Document excerpt below:
I am thinking of beginning my own feature– “Biggest Boobs of the week”, an award-of-sorts for those people who suck the most. This week is a 4 way tie! First, the lady–whose name I will print once Kelly Robarge gives me her business card–who waited too long for dinner during a pre show rush at COBBLESTONES this past weekend. We knew her party was dragging, so, we did what we always do–BOTH as a matter of policy AND proper hospitality. We payed close attention…I approached the table to offer a sincere apology…I told the server to comp some glasses of wine…I told the table that we would give them a gift certificate to return for dessert on another “less hectic” evening…my manager Kelli delivered the gift certificate and further apologies…and the server did a tremendous job ensuring the end of the meal went smoothly.
The woman was very grateful for our professional protocol and genuine concern. So grateful in fact, that she thanked Kelli on the way out, handed her a business card (Johnson and Wales, Culinary something or other), and told her that if things “don’t work out” to give her a call. Sooo…to sum it up? She was so impressed by our professional demeanor and class, that she tried to recruit my manager. What a chump. (That’s right…I went with chump)
End of Document excerpt.
Extracted records below:
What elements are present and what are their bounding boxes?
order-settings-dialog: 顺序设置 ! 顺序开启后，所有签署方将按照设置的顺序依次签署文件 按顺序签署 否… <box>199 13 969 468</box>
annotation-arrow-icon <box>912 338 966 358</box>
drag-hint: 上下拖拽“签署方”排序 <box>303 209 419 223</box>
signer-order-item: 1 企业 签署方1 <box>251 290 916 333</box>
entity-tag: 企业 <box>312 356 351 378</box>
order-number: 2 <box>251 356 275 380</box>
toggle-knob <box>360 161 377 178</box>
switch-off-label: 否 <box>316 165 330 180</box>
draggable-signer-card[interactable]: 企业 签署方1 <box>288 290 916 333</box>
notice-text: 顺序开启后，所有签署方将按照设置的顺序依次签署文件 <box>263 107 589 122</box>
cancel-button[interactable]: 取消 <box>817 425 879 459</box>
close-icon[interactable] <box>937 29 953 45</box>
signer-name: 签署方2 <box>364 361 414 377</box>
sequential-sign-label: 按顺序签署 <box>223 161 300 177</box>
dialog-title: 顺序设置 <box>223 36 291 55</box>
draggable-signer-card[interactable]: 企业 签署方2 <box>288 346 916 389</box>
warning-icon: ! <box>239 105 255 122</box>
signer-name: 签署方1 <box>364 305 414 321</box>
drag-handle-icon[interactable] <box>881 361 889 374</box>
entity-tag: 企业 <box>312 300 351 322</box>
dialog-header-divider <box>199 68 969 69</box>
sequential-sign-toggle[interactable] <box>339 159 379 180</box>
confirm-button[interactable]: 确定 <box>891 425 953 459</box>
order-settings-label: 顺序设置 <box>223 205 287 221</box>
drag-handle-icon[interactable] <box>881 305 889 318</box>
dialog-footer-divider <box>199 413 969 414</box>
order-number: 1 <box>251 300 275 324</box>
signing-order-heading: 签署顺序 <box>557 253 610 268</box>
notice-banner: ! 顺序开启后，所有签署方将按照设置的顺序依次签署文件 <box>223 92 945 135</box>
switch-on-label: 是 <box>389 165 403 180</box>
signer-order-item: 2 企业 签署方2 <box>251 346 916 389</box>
End of Extracted records.
List of tasks.
[1] Using the Cobblestones post, decide whether each statement agrees with it, and give yes or no along with the deciding words quoted from the post: (a) Kelli delivered the gift certificate to the table. (b) The business card the woman handed over was from Johnson and Wales. (c) This week's award ends in a three-way tie.
[2] Continue the Cobblestones post, starting right after its final sentence.

Numbered responses.
[1]
(a) Yes: "my manager Kelli delivered the gift certificate and further apologies"
(b) Yes: "handed her a business card (Johnson and Wales, Culinary something or other)"
(c) No: "This week is a 4 way tie!"

[2]
OK…and the remainder of the 3 way tie goes to the 3 tables of (8) from Andover High graduation who made reservations, but pulled “no shows” at moonstones. Again, I point to the ironic hypocrisy– High school graduation.. “And what’s more my son, you will be a man”…sending your kids into the world with honor, with responsibility, with care and concern for others, civility, manners, a sense of community and all that stuff said at graduation ceremonies throughout the country–and here are not one, or two, but THREE parties of Andover parents who sat there and nodded at graduation speeches, gave big-proud hugs all around, finally made the decsion NOT to go out to dinner–then said somewhere in the back of their minds– “they’ll get over it” and completely disregarded that staff members set their tables, made sure evrything was perfect, did NOT take other parties to insure great service was available for the graduting families upon arrival, and stood around and waited for diners (and rent money) that never came to be. Seriously folks? You figured out how to make a reservation and cover your own ass. How about figuring out how to cancel the reservation and think for a minute about someone else’s situation. (Of course, the will be the FIRST ones to botch and moan, when we choose NOT to carefully plan for their reservation on the next go’round, and their table isn’t ready when they arrive. “How dare you sir! We HAVE A RESERVATION.” Sure..let us hold empty tables for you and endure lost revenue–oh, and keep prices down–in the hopes that you choose to honor your end of the bargain. I think maybe no.
Going forward, let’s hope the kids know better.